▸ What you should do:
Every entry must be echoed exactly.
────────
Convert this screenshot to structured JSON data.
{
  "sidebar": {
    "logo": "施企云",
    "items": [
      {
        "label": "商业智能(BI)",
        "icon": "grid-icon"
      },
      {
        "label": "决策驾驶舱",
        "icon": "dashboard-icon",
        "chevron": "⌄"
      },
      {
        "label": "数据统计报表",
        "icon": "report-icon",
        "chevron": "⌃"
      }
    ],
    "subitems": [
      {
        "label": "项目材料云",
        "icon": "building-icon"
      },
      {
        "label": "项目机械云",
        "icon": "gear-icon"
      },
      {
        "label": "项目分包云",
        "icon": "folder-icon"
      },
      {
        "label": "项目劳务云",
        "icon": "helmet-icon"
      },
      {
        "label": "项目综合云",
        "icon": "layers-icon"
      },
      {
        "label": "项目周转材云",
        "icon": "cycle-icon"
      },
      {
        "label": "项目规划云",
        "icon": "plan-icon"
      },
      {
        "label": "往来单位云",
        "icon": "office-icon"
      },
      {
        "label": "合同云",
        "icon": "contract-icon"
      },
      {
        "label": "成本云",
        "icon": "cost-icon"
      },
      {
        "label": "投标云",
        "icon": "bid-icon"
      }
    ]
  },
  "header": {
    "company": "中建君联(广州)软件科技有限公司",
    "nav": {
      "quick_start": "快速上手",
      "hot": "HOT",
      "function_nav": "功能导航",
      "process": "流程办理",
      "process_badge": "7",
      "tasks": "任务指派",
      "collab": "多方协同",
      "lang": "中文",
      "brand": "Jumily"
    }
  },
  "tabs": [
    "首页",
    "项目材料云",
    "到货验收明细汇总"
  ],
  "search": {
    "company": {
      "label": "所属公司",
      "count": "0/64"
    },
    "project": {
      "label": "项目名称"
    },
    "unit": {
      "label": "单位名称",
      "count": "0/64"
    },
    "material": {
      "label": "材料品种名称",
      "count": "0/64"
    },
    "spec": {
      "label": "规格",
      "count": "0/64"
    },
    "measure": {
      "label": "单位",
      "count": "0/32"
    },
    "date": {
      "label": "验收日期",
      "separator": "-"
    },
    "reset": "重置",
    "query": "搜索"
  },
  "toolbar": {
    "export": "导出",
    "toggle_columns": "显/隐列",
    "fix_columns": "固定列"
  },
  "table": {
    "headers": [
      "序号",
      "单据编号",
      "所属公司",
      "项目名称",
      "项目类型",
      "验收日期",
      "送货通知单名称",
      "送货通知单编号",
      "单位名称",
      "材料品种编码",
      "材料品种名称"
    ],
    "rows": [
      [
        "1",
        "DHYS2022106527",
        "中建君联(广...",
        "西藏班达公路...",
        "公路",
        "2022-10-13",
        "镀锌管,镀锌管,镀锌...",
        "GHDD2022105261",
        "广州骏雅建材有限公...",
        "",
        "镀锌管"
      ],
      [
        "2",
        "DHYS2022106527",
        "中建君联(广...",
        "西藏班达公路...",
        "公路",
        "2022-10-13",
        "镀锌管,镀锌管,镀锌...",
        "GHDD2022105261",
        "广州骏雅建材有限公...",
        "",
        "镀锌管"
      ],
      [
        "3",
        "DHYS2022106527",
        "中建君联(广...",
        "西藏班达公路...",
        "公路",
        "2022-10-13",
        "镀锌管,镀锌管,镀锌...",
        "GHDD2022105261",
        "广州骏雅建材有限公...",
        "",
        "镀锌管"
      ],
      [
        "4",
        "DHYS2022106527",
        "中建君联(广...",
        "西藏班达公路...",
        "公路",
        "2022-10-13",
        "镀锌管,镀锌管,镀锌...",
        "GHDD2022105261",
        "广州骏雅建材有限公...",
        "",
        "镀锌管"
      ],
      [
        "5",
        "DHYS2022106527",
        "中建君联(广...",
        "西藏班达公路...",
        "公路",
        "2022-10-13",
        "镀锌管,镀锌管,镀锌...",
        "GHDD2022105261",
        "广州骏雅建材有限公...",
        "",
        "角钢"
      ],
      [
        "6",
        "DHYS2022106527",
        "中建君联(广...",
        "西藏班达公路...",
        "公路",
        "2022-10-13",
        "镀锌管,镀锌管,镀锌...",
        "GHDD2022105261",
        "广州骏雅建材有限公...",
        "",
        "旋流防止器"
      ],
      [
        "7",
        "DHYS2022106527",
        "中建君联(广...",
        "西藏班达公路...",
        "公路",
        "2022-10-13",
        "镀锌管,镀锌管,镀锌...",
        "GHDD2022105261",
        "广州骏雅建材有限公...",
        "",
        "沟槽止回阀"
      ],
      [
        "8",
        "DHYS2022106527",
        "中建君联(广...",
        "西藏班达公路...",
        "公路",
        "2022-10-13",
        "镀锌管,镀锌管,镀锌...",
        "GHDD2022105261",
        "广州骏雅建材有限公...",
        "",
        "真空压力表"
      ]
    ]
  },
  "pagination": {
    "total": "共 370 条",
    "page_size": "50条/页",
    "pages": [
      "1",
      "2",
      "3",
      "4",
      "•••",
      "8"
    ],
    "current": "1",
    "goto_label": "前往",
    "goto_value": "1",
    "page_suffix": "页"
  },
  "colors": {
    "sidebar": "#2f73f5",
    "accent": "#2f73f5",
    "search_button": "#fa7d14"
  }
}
────────
▸ Solved problem:
Convert this screenshot to structured JSON data.
{
  "sidebar": {
    "logo": "施企云",
    "items": [
      {
        "label": "商业智能(BI)",
        "icon": "grid-icon"
      },
      {
        "label": "决策驾驶舱",
        "icon": "dashboard-icon",
        "chevron": "⌄"
      },
      {
        "label": "数据统计报表",
        "icon": "report-icon",
        "chevron": "⌃"
      }
    ],
    "subitems": [
      {
        "label": "项目材料云",
        "icon": "building-icon"
      },
      {
        "label": "项目机械云",
        "icon": "gear-icon"
      },
      {
        "label": "项目分包云",
        "icon": "folder-icon"
      },
      {
        "label": "项目劳务云",
        "icon": "helmet-icon"
      },
      {
        "label": "项目综合云",
        "icon": "layers-icon"
      },
      {
        "label": "项目周转材云",
        "icon": "cycle-icon"
      },
      {
        "label": "项目规划云",
        "icon": "plan-icon"
      },
      {
        "label": "往来单位云",
        "icon": "office-icon"
      },
      {
        "label": "合同云",
        "icon": "contract-icon"
      },
      {
        "label": "成本云",
        "icon": "cost-icon"
      },
      {
        "label": "投标云",
        "icon": "bid-icon"
      }
    ]
  },
  "header": {
    "company": "中建君联(广州)软件科技有限公司",
    "nav": {
      "quick_start": "快速上手",
      "hot": "HOT",
      "function_nav": "功能导航",
      "process": "流程办理",
      "process_badge": "7",
      "tasks": "任务指派",
      "collab": "多方协同",
      "lang": "中文",
      "brand": "Jumily"
    }
  },
  "tabs": [
    "首页",
    "项目材料云",
    "到货验收明细汇总"
  ],
  "search": {
    "company": {
      "label": "所属公司",
      "count": "0/64"
    },
    "project": {
      "label": "项目名称"
    },
    "unit": {
      "label": "单位名称",
      "count": "0/64"
    },
    "material": {
      "label": "材料品种名称",
      "count": "0/64"
    },
    "spec": {
      "label": "规格",
      "count": "0/64"
    },
    "measure": {
      "label": "单位",
      "count": "0/32"
    },
    "date": {
      "label": "验收日期",
      "separator": "-"
    },
    "reset": "重置",
    "query": "搜索"
  },
  "toolbar": {
    "export": "导出",
    "toggle_columns": "显/隐列",
    "fix_columns": "固定列"
  },
  "table": {
    "headers": [
      "序号",
      "单据编号",
      "所属公司",
      "项目名称",
      "项目类型",
      "验收日期",
      "送货通知单名称",
      "送货通知单编号",
      "单位名称",
      "材料品种编码",
      "材料品种名称"
    ],
    "rows": [
      [
        "1",
        "DHYS2022106527",
        "中建君联(广...",
        "西藏班达公路...",
        "公路",
        "2022-10-13",
        "镀锌管,镀锌管,镀锌...",
        "GHDD2022105261",
        "广州骏雅建材有限公...",
        "",
        "镀锌管"
      ],
      [
        "2",
        "DHYS2022106527",
        "中建君联(广...",
        "西藏班达公路...",
        "公路",
        "2022-10-13",
        "镀锌管,镀锌管,镀锌...",
        "GHDD2022105261",
        "广州骏雅建材有限公...",
        "",
        "镀锌管"
      ],
      [
        "3",
        "DHYS2022106527",
        "中建君联(广...",
        "西藏班达公路...",
        "公路",
        "2022-10-13",
        "镀锌管,镀锌管,镀锌...",
        "GHDD2022105261",
        "广州骏雅建材有限公...",
        "",
        "镀锌管"
      ],
      [
        "4",
        "DHYS2022106527",
        "中建君联(广...",
        "西藏班达公路...",
        "公路",
        "2022-10-13",
        "镀锌管,镀锌管,镀锌...",
        "GHDD2022105261",
        "广州骏雅建材有限公...",
        "",
        "镀锌管"
      ],
      [
        "5",
        "DHYS2022106527",
        "中建君联(广...",
        "西藏班达公路...",
        "公路",
        "2022-10-13",
        "镀锌管,镀锌管,镀锌...",
        "GHDD2022105261",
        "广州骏雅建材有限公...",
        "",
        "角钢"
      ],
      [
        "6",
        "DHYS2022106527",
        "中建君联(广...",
        "西藏班达公路...",
        "公路",
        "2022-10-13",
        "镀锌管,镀锌管,镀锌...",
        "GHDD2022105261",
        "广州骏雅建材有限公...",
        "",
        "旋流防止器"
      ],
      [
        "7",
        "DHYS2022106527",
        "中建君联(广...",
        "西藏班达公路...",
        "公路",
        "2022-10-13",
        "镀锌管,镀锌管,镀锌...",
        "GHDD2022105261",
        "广州骏雅建材有限公...",
        "",
        "沟槽止回阀"
      ],
      [
        "8",
        "DHYS2022106527",
        "中建君联(广...",
        "西藏班达公路...",
        "公路",
        "2022-10-13",
        "镀锌管,镀锌管,镀锌...",
        "GHDD2022105261",
        "广州骏雅建材有限公...",
        "",
        "真空压力表"
      ]
    ]
  },
  "pagination": {
    "total": "共 370 条",
    "page_size": "50条/页",
    "pages": [
      "1",
      "2",
      "3",
      "4",
      "•••",
      "8"
    ],
    "current": "1",
    "goto_label": "前往",
    "goto_value": "1",
    "page_suffix": "页"
  },
  "colors": {
    "sidebar": "#2f73f5",
    "accent": "#2f73f5",
    "search_button": "#fa7d14"
  }
}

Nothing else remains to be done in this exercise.